**** Records for the exercise

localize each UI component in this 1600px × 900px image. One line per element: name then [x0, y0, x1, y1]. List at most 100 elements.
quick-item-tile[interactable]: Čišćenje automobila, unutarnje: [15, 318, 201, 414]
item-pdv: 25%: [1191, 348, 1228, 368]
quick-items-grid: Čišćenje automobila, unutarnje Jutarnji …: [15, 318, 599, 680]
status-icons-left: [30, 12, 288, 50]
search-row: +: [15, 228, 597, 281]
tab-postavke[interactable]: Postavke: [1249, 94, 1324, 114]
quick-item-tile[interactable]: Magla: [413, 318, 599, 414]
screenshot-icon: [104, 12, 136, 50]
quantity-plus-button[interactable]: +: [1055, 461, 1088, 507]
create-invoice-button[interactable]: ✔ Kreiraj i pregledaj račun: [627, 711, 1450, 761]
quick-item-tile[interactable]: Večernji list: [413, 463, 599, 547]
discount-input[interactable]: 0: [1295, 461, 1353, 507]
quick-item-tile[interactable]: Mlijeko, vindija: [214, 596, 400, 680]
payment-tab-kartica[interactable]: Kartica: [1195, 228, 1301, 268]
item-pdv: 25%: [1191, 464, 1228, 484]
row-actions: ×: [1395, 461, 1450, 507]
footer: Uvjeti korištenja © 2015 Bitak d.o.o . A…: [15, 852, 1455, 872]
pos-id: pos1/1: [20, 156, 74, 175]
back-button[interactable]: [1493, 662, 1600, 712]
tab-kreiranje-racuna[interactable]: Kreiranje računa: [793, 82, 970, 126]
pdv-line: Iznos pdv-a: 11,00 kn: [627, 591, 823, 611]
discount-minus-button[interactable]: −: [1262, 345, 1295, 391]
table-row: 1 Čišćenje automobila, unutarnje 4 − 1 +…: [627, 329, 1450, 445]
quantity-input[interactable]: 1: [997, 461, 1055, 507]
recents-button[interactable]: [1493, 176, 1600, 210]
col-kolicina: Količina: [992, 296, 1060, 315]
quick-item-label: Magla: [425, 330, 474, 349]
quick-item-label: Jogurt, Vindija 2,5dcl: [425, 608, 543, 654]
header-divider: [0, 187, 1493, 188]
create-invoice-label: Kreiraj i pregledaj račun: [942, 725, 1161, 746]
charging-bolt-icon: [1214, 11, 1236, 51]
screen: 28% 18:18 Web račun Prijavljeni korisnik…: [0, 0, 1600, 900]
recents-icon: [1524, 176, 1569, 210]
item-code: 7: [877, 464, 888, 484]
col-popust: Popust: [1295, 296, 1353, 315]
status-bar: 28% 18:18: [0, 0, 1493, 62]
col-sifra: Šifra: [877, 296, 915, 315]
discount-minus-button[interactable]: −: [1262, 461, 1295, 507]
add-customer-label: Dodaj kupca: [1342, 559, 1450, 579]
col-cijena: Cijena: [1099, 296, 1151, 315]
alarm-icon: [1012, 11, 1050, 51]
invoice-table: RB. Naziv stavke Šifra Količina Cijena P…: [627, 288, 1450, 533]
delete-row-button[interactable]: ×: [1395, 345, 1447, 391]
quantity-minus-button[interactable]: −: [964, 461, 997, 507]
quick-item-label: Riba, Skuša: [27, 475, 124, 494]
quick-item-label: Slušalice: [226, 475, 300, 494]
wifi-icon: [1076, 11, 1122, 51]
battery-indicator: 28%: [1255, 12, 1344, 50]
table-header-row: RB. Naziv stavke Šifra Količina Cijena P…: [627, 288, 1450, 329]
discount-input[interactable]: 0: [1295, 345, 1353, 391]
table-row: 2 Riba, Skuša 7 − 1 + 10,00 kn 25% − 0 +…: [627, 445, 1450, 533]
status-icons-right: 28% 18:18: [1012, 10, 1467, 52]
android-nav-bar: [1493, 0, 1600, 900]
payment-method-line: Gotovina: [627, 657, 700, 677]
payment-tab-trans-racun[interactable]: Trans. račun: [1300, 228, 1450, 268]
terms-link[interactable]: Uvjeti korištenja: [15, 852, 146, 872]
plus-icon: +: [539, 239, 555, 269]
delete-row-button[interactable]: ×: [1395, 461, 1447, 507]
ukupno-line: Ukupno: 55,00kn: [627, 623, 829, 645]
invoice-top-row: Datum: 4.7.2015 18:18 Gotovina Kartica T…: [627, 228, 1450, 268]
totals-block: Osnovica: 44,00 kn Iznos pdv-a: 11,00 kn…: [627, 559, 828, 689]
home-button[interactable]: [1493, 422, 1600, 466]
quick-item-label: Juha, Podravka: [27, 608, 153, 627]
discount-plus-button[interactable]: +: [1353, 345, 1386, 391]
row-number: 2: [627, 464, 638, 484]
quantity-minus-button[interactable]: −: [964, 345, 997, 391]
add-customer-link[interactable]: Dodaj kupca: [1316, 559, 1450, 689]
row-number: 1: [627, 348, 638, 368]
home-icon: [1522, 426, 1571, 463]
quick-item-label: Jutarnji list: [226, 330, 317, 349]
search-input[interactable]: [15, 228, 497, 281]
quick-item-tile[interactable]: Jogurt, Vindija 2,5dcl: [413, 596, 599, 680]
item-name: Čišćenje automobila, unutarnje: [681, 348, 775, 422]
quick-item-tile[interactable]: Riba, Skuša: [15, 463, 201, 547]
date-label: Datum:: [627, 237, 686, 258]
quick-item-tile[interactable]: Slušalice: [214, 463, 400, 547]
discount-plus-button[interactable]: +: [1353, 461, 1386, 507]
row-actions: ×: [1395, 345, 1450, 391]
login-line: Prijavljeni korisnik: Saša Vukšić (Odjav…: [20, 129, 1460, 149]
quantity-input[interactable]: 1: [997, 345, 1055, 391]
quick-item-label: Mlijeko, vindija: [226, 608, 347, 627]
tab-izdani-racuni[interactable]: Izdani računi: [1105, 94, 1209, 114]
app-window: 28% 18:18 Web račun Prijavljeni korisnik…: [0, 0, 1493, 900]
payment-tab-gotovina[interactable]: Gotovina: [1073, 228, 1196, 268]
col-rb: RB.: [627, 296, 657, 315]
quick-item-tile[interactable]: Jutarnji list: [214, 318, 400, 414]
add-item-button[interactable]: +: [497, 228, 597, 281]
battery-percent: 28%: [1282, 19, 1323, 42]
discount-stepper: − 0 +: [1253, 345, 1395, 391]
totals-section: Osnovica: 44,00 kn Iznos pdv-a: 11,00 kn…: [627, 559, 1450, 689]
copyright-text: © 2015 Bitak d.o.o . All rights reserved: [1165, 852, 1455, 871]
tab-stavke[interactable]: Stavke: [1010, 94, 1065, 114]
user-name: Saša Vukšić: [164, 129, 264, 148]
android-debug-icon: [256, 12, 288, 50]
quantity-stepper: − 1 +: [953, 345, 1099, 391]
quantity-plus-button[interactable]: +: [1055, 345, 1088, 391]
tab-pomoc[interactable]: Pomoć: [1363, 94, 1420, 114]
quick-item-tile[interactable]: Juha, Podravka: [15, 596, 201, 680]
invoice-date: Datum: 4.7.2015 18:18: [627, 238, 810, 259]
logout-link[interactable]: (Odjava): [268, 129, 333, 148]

********

Your instructions →
Lay out the items above as a Markdown table with the columns Row and Line, numbering each line and leaving out blank lines.

Solution to the exercise →
| Row | Line |
|---|---|
| 1 | localize each UI component in this 1600px × 900px image. One line per element: name then [x0, y0, x1, y1]. List at most 100 elements. |
| 2 | quick-item-tile[interactable]: Čišćenje automobila, unutarnje: [15, 318, 201, 414] |
| 3 | item-pdv: 25%: [1191, 348, 1228, 368] |
| 4 | quick-items-grid: Čišćenje automobila, unutarnje Jutarnji …: [15, 318, 599, 680] |
| 5 | status-icons-left: [30, 12, 288, 50] |
| 6 | search-row: +: [15, 228, 597, 281] |
| 7 | tab-postavke[interactable]: Postavke: [1249, 94, 1324, 114] |
| 8 | quick-item-tile[interactable]: Magla: [413, 318, 599, 414] |
| 9 | screenshot-icon: [104, 12, 136, 50] |
| 10 | quantity-plus-button[interactable]: +: [1055, 461, 1088, 507] |
| 11 | create-invoice-button[interactable]: ✔ Kreiraj i pregledaj račun: [627, 711, 1450, 761] |
| 12 | quick-item-tile[interactable]: Večernji list: [413, 463, 599, 547] |
| 13 | discount-input[interactable]: 0: [1295, 461, 1353, 507] |
| 14 | quick-item-tile[interactable]: Mlijeko, vindija: [214, 596, 400, 680] |
| 15 | payment-tab-kartica[interactable]: Kartica: [1195, 228, 1301, 268] |
| 16 | item-pdv: 25%: [1191, 464, 1228, 484] |
| 17 | row-actions: ×: [1395, 461, 1450, 507] |
| 18 | footer: Uvjeti korištenja © 2015 Bitak d.o.o . A…: [15, 852, 1455, 872] |
| 19 | pos-id: pos1/1: [20, 156, 74, 175] |
| 20 | back-button[interactable]: [1493, 662, 1600, 712] |
| 21 | tab-kreiranje-racuna[interactable]: Kreiranje računa: [793, 82, 970, 126] |
| 22 | pdv-line: Iznos pdv-a: 11,00 kn: [627, 591, 823, 611] |
| 23 | discount-minus-button[interactable]: −: [1262, 345, 1295, 391] |
| 24 | table-row: 1 Čišćenje automobila, unutarnje 4 − 1 +…: [627, 329, 1450, 445] |
| 25 | quantity-input[interactable]: 1: [997, 461, 1055, 507] |
| 26 | recents-button[interactable]: [1493, 176, 1600, 210] |
| 27 | col-kolicina: Količina: [992, 296, 1060, 315] |
| 28 | quick-item-label: Magla: [425, 330, 474, 349] |
| 29 | quick-item-label: Jogurt, Vindija 2,5dcl: [425, 608, 543, 654] |
| 30 | header-divider: [0, 187, 1493, 188] |
| 31 | create-invoice-label: Kreiraj i pregledaj račun: [942, 725, 1161, 746] |
| 32 | charging-bolt-icon: [1214, 11, 1236, 51] |
| 33 | screen: 28% 18:18 Web račun Prijavljeni korisnik…: [0, 0, 1600, 900] |
| 34 | recents-icon: [1524, 176, 1569, 210] |
| 35 | item-code: 7: [877, 464, 888, 484] |
| 36 | col-popust: Popust: [1295, 296, 1353, 315] |
| 37 | status-bar: 28% 18:18: [0, 0, 1493, 62] |
| 38 | col-sifra: Šifra: [877, 296, 915, 315] |
| 39 | discount-minus-button[interactable]: −: [1262, 461, 1295, 507] |
| 40 | add-customer-label: Dodaj kupca: [1342, 559, 1450, 579] |
| 41 | col-cijena: Cijena: [1099, 296, 1151, 315] |
| 42 | alarm-icon: [1012, 11, 1050, 51] |
| 43 | invoice-table: RB. Naziv stavke Šifra Količina Cijena P…: [627, 288, 1450, 533] |
| 44 | delete-row-button[interactable]: ×: [1395, 345, 1447, 391] |
| 45 | quantity-minus-button[interactable]: −: [964, 461, 997, 507] |
| 46 | quick-item-label: Riba, Skuša: [27, 475, 124, 494] |
| 47 | quick-item-label: Slušalice: [226, 475, 300, 494] |
| 48 | wifi-icon: [1076, 11, 1122, 51] |
| 49 | battery-indicator: 28%: [1255, 12, 1344, 50] |
| 50 | table-header-row: RB. Naziv stavke Šifra Količina Cijena P…: [627, 288, 1450, 329] |
| 51 | discount-input[interactable]: 0: [1295, 345, 1353, 391] |
| 52 | table-row: 2 Riba, Skuša 7 − 1 + 10,00 kn 25% − 0 +…: [627, 445, 1450, 533] |
| 53 | status-icons-right: 28% 18:18: [1012, 10, 1467, 52] |
| 54 | android-nav-bar: [1493, 0, 1600, 900] |
| 55 | payment-method-line: Gotovina: [627, 657, 700, 677] |
| 56 | payment-tab-trans-racun[interactable]: Trans. račun: [1300, 228, 1450, 268] |
| 57 | terms-link[interactable]: Uvjeti korištenja: [15, 852, 146, 872] |
| 58 | plus-icon: +: [539, 239, 555, 269] |
| 59 | delete-row-button[interactable]: ×: [1395, 461, 1447, 507] |
| 60 | ukupno-line: Ukupno: 55,00kn: [627, 623, 829, 645] |
| 61 | invoice-top-row: Datum: 4.7.2015 18:18 Gotovina Kartica T…: [627, 228, 1450, 268] |
| 62 | totals-block: Osnovica: 44,00 kn Iznos pdv-a: 11,00 kn…: [627, 559, 828, 689] |
| 63 | home-button[interactable]: [1493, 422, 1600, 466] |
| 64 | quick-item-label: Juha, Podravka: [27, 608, 153, 627] |
| 65 | discount-plus-button[interactable]: +: [1353, 345, 1386, 391] |
| 66 | row-number: 2: [627, 464, 638, 484] |
| 67 | quantity-minus-button[interactable]: −: [964, 345, 997, 391] |
| 68 | add-customer-link[interactable]: Dodaj kupca: [1316, 559, 1450, 689] |
| 69 | row-number: 1: [627, 348, 638, 368] |
| 70 | home-icon: [1522, 426, 1571, 463] |
| 71 | quick-item-label: Jutarnji list: [226, 330, 317, 349] |
| 72 | search-input[interactable]: [15, 228, 497, 281] |
| 73 | quick-item-tile[interactable]: Jogurt, Vindija 2,5dcl: [413, 596, 599, 680] |
| 74 | item-name: Čišćenje automobila, unutarnje: [681, 348, 775, 422] |
| 75 | quick-item-tile[interactable]: Riba, Skuša: [15, 463, 201, 547] |
| 76 | date-label: Datum:: [627, 237, 686, 258] |
| 77 | quick-item-tile[interactable]: Slušalice: [214, 463, 400, 547] |
| 78 | discount-plus-button[interactable]: +: [1353, 461, 1386, 507] |
| 79 | row-actions: ×: [1395, 345, 1450, 391] |
| 80 | login-line: Prijavljeni korisnik: Saša Vukšić (Odjav…: [20, 129, 1460, 149] |
| 81 | quantity-input[interactable]: 1: [997, 345, 1055, 391] |
| 82 | quick-item-label: Mlijeko, vindija: [226, 608, 347, 627] |
| 83 | tab-izdani-racuni[interactable]: Izdani računi: [1105, 94, 1209, 114] |
| 84 | app-window: 28% 18:18 Web račun Prijavljeni korisnik…: [0, 0, 1493, 900] |
| 85 | payment-tab-gotovina[interactable]: Gotovina: [1073, 228, 1196, 268] |
| 86 | col-rb: RB.: [627, 296, 657, 315] |
| 87 | quick-item-tile[interactable]: Jutarnji list: [214, 318, 400, 414] |
| 88 | add-item-button[interactable]: +: [497, 228, 597, 281] |
| 89 | battery-percent: 28%: [1282, 19, 1323, 42] |
| 90 | discount-stepper: − 0 +: [1253, 345, 1395, 391] |
| 91 | totals-section: Osnovica: 44,00 kn Iznos pdv-a: 11,00 kn…: [627, 559, 1450, 689] |
| 92 | copyright-text: © 2015 Bitak d.o.o . All rights reserved: [1165, 852, 1455, 871] |
| 93 | tab-stavke[interactable]: Stavke: [1010, 94, 1065, 114] |
| 94 | user-name: Saša Vukšić: [164, 129, 264, 148] |
| 95 | android-debug-icon: [256, 12, 288, 50] |
| 96 | quantity-stepper: − 1 +: [953, 345, 1099, 391] |
| 97 | quantity-plus-button[interactable]: +: [1055, 345, 1088, 391] |
| 98 | tab-pomoc[interactable]: Pomoć: [1363, 94, 1420, 114] |
| 99 | quick-item-tile[interactable]: Juha, Podravka: [15, 596, 201, 680] |
| 100 | invoice-date: Datum: 4.7.2015 18:18: [627, 238, 810, 259] |
| 101 | logout-link[interactable]: (Odjava): [268, 129, 333, 148] |